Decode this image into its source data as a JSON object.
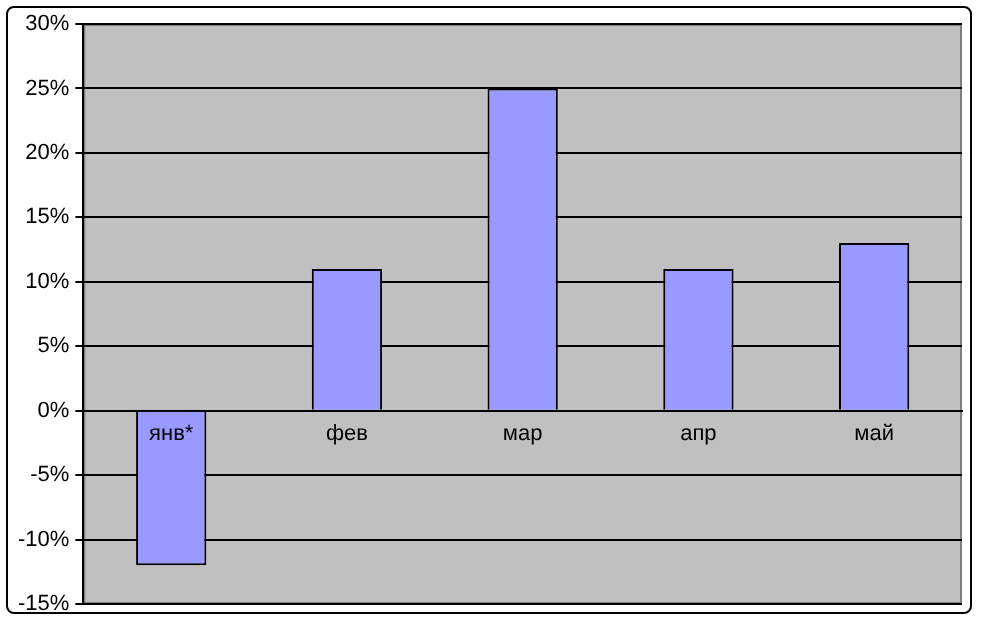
{
  "chart_data": {
    "type": "bar",
    "categories": [
      "янв*",
      "фев",
      "мар",
      "апр",
      "май"
    ],
    "values": [
      -12,
      11,
      25,
      11,
      13
    ],
    "color": "#9999ff",
    "ylim": [
      -15,
      30
    ],
    "yticks": [
      {
        "value": -15,
        "label": "-15%"
      },
      {
        "value": -10,
        "label": "-10%"
      },
      {
        "value": -5,
        "label": "-5%"
      },
      {
        "value": 0,
        "label": "0%"
      },
      {
        "value": 5,
        "label": "5%"
      },
      {
        "value": 10,
        "label": "10%"
      },
      {
        "value": 15,
        "label": "15%"
      },
      {
        "value": 20,
        "label": "20%"
      },
      {
        "value": 25,
        "label": "25%"
      },
      {
        "value": 30,
        "label": "30%"
      }
    ],
    "grid": "y"
  }
}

■ **Exercise brief**:
Give every record again exactly, apart from the pictures, which stay out.

■ **Output below**:
Decode this image into its source data as a JSON object.
{
  "chart_data": {
    "type": "bar",
    "categories": [
      "янв*",
      "фев",
      "мар",
      "апр",
      "май"
    ],
    "values": [
      -12,
      11,
      25,
      11,
      13
    ],
    "color": "#9999ff",
    "ylim": [
      -15,
      30
    ],
    "yticks": [
      {
        "value": -15,
        "label": "-15%"
      },
      {
        "value": -10,
        "label": "-10%"
      },
      {
        "value": -5,
        "label": "-5%"
      },
      {
        "value": 0,
        "label": "0%"
      },
      {
        "value": 5,
        "label": "5%"
      },
      {
        "value": 10,
        "label": "10%"
      },
      {
        "value": 15,
        "label": "15%"
      },
      {
        "value": 20,
        "label": "20%"
      },
      {
        "value": 25,
        "label": "25%"
      },
      {
        "value": 30,
        "label": "30%"
      }
    ],
    "grid": "y"
  }
}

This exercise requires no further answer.